Extracted records:
____________________

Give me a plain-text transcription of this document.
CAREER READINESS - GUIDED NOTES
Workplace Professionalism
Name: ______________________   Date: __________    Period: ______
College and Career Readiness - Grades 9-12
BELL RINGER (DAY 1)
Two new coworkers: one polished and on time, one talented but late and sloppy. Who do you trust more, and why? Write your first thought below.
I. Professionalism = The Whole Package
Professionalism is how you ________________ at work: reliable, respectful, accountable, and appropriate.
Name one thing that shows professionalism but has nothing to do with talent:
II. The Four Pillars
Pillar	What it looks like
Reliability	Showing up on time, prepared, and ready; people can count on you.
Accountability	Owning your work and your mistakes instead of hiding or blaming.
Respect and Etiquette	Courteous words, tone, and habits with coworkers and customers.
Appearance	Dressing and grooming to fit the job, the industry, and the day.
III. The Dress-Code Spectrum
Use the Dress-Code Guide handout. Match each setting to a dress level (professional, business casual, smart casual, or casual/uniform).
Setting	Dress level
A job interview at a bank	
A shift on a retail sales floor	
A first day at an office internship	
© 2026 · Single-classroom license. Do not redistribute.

____________________

* _WHAT YOU SHOULD DO_
Print the complete listing again, exactly as it stands.

* _SOLVED EXERCISE_
Give me a plain-text transcription of this document.
CAREER READINESS - GUIDED NOTES
Workplace Professionalism
Name: ______________________   Date: __________    Period: ______
College and Career Readiness - Grades 9-12
BELL RINGER (DAY 1)
Two new coworkers: one polished and on time, one talented but late and sloppy. Who do you trust more, and why? Write your first thought below.
I. Professionalism = The Whole Package
Professionalism is how you ________________ at work: reliable, respectful, accountable, and appropriate.
Name one thing that shows professionalism but has nothing to do with talent:
II. The Four Pillars
Pillar	What it looks like
Reliability	Showing up on time, prepared, and ready; people can count on you.
Accountability	Owning your work and your mistakes instead of hiding or blaming.
Respect and Etiquette	Courteous words, tone, and habits with coworkers and customers.
Appearance	Dressing and grooming to fit the job, the industry, and the day.
III. The Dress-Code Spectrum
Use the Dress-Code Guide handout. Match each setting to a dress level (professional, business casual, smart casual, or casual/uniform).
Setting	Dress level
A job interview at a bank	
A shift on a retail sales floor	
A first day at an office internship	
© 2026 · Single-classroom license. Do not redistribute.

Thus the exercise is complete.